:: DATA LINES

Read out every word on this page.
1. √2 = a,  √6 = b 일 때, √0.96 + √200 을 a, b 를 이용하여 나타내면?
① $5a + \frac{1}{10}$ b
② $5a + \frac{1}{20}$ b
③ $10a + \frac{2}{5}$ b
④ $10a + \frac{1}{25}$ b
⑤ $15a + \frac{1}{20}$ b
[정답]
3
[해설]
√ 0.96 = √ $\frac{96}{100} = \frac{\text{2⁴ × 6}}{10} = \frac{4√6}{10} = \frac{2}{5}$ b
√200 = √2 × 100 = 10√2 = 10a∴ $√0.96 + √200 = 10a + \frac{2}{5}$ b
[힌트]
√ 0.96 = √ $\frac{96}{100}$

::::

● **DIRECTIONS FOR THIS TASK**:
Make an exact copy of every line in the data.

● **RIGHT ANSWER**:
Read out every word on this page.
1. √2 = a,  √6 = b 일 때, √0.96 + √200 을 a, b 를 이용하여 나타내면?
① $5a + \frac{1}{10}$ b
② $5a + \frac{1}{20}$ b
③ $10a + \frac{2}{5}$ b
④ $10a + \frac{1}{25}$ b
⑤ $15a + \frac{1}{20}$ b
[정답]
3
[해설]
√ 0.96 = √ $\frac{96}{100} = \frac{\text{2⁴ × 6}}{10} = \frac{4√6}{10} = \frac{2}{5}$ b
√200 = √2 × 100 = 10√2 = 10a∴ $√0.96 + √200 = 10a + \frac{2}{5}$ b
[힌트]
√ 0.96 = √ $\frac{96}{100}$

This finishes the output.